_WORK TO BE COMPLETED_
Which lines hold the word "Model"? Copy each of them.

Start of RECORDS SHOWN

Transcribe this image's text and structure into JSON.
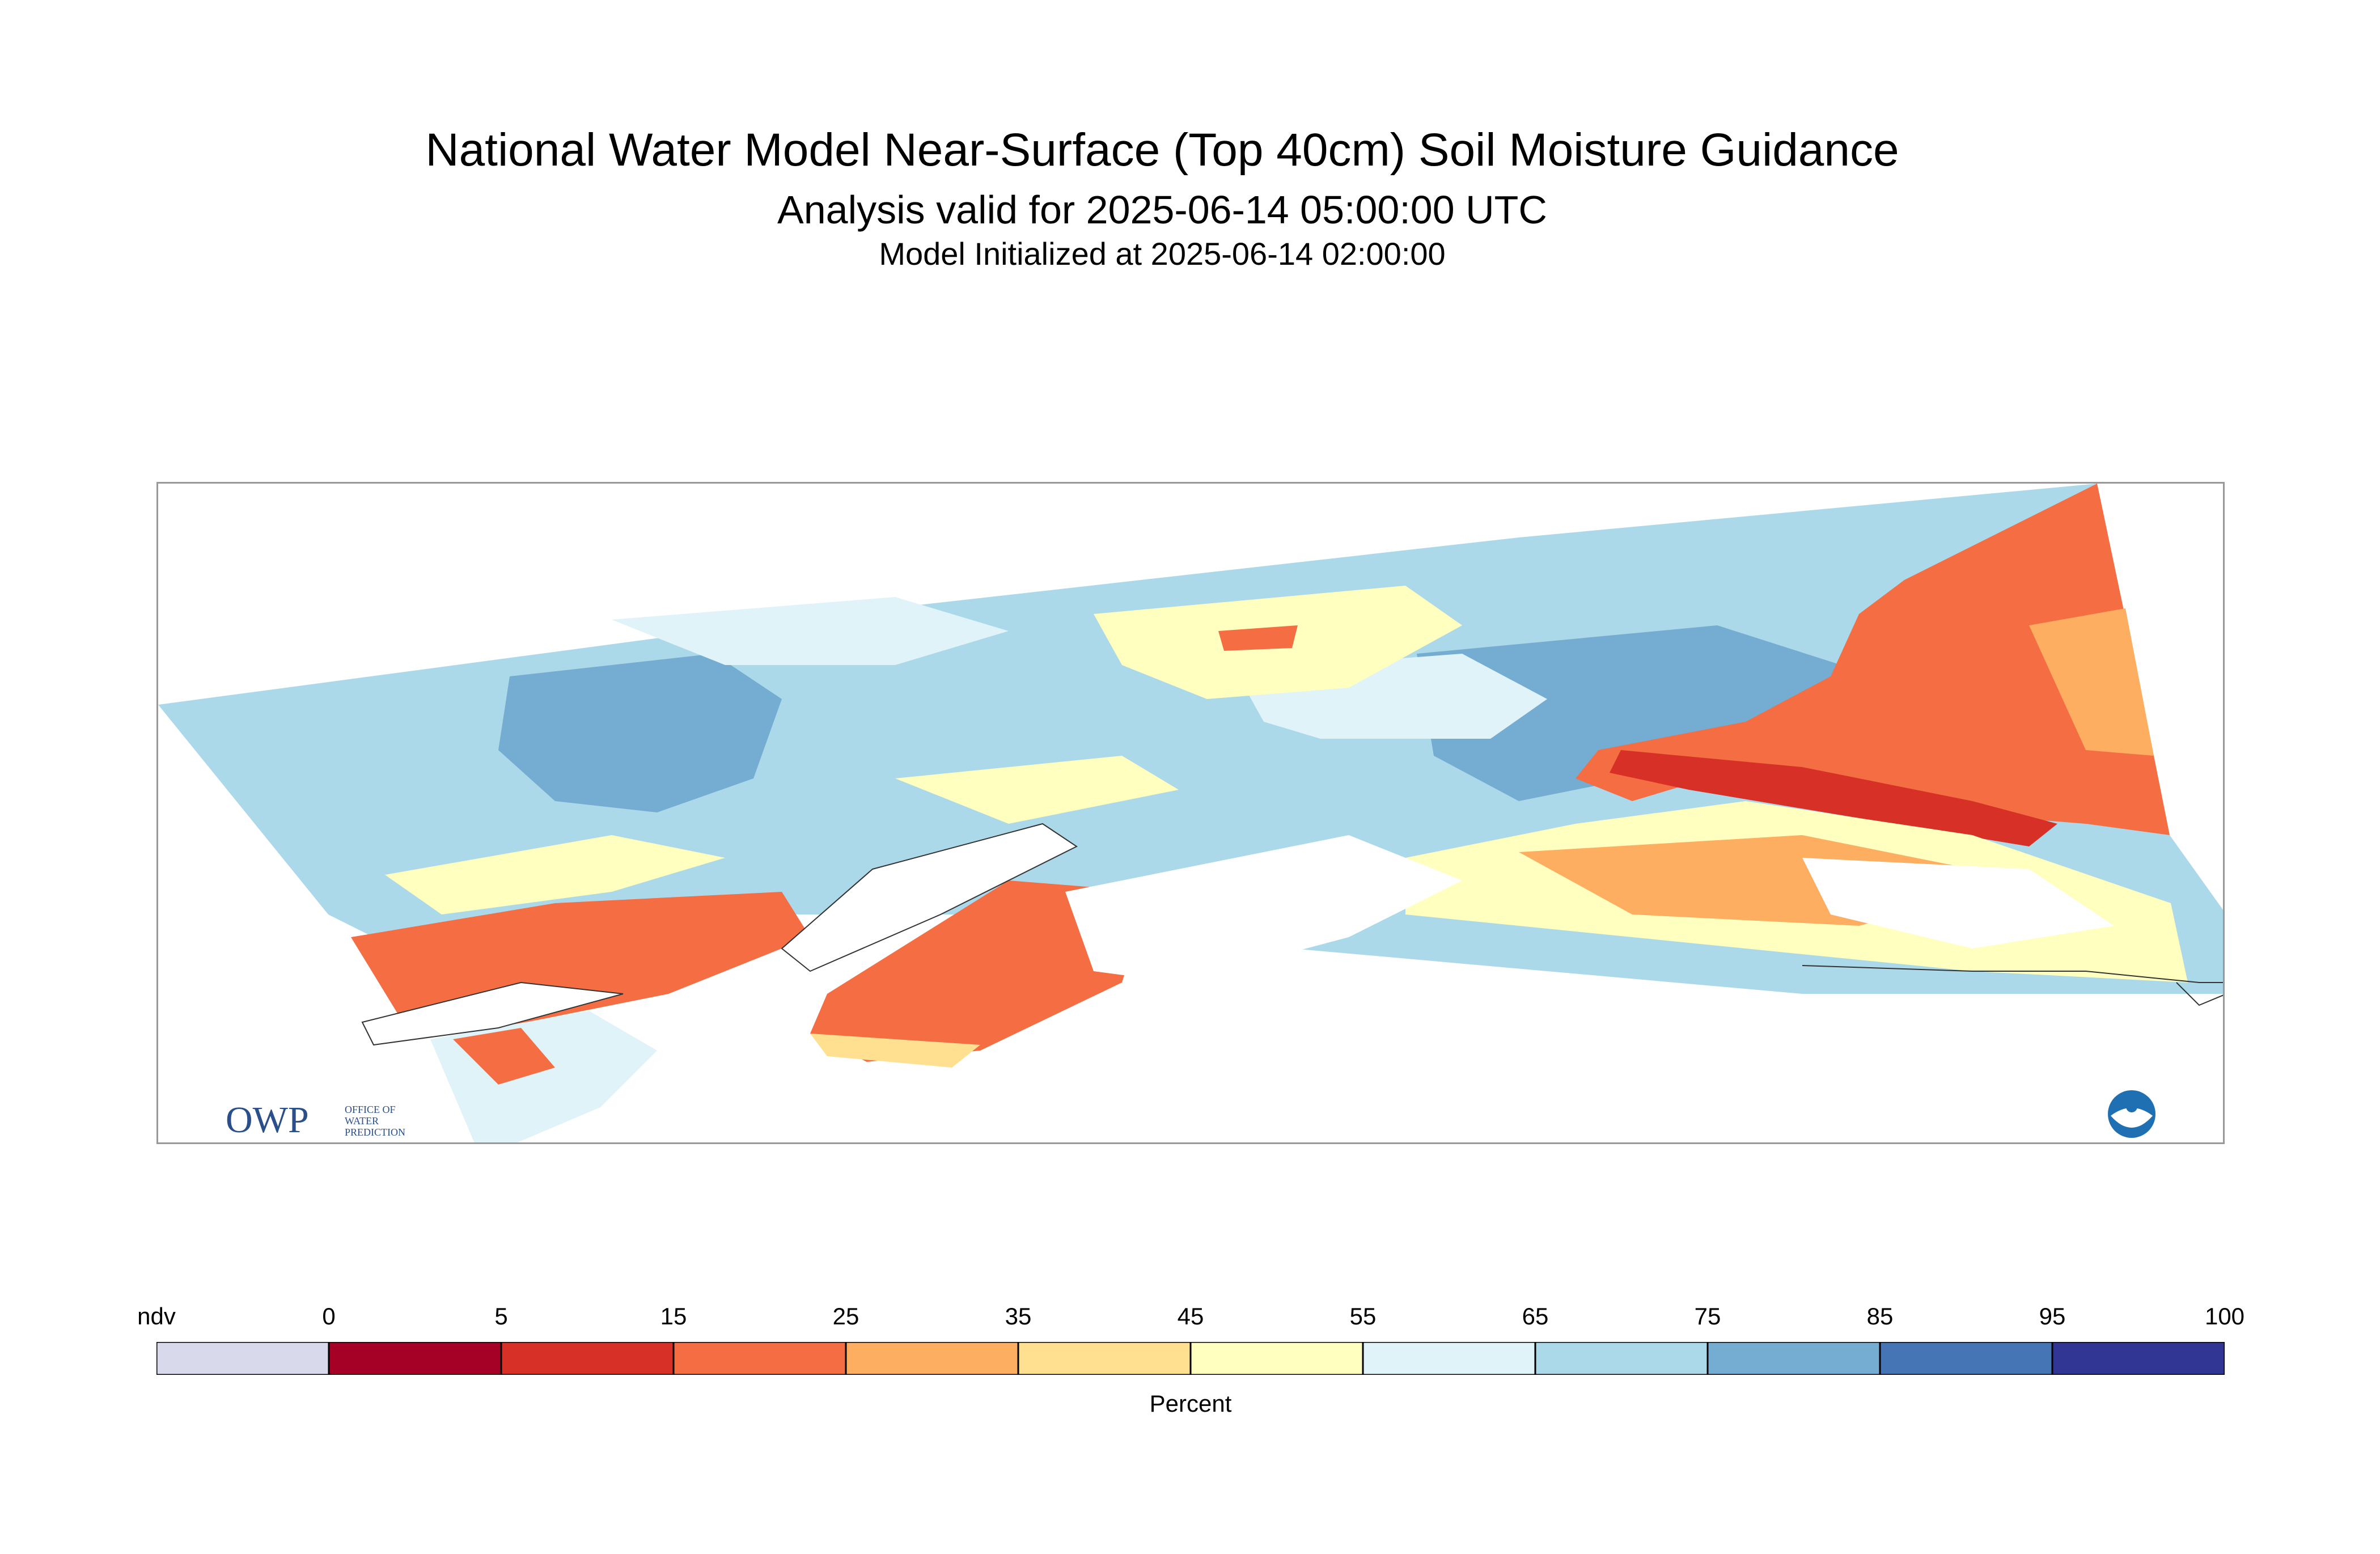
{
  "title": "National Water Model Near-Surface (Top 40cm) Soil Moisture Guidance",
  "subtitle": "Analysis valid for 2025-06-14 05:00:00 UTC",
  "init_line": "Model Initialized at 2025-06-14 02:00:00",
  "colorbar": {
    "units": "Percent",
    "tick_labels": [
      "ndv",
      "0",
      "5",
      "15",
      "25",
      "35",
      "45",
      "55",
      "65",
      "75",
      "85",
      "95",
      "100"
    ],
    "bins": [
      {
        "range": "ndv",
        "color": "#d9d9ec"
      },
      {
        "range": "0-5",
        "color": "#a50026"
      },
      {
        "range": "5-15",
        "color": "#d73027"
      },
      {
        "range": "15-25",
        "color": "#f46d43"
      },
      {
        "range": "25-35",
        "color": "#fdae61"
      },
      {
        "range": "35-45",
        "color": "#fee090"
      },
      {
        "range": "45-55",
        "color": "#ffffbf"
      },
      {
        "range": "55-65",
        "color": "#e0f3f8"
      },
      {
        "range": "65-75",
        "color": "#abd9e9"
      },
      {
        "range": "75-85",
        "color": "#74add1"
      },
      {
        "range": "85-95",
        "color": "#4575b4"
      },
      {
        "range": "95-100",
        "color": "#313695"
      }
    ]
  },
  "logos": {
    "owp_wordmark": "OWP",
    "owp_text_lines": [
      "OFFICE OF",
      "WATER",
      "PREDICTION"
    ],
    "noaa_icon": "noaa-logo-icon"
  }
}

End of RECORDS SHOWN

_RESULT FOR THIS TASK_
  "title": "National Water Model Near-Surface (Top 40cm) Soil Moisture Guidance",
  "init_line": "Model Initialized at 2025-06-14 02:00:00",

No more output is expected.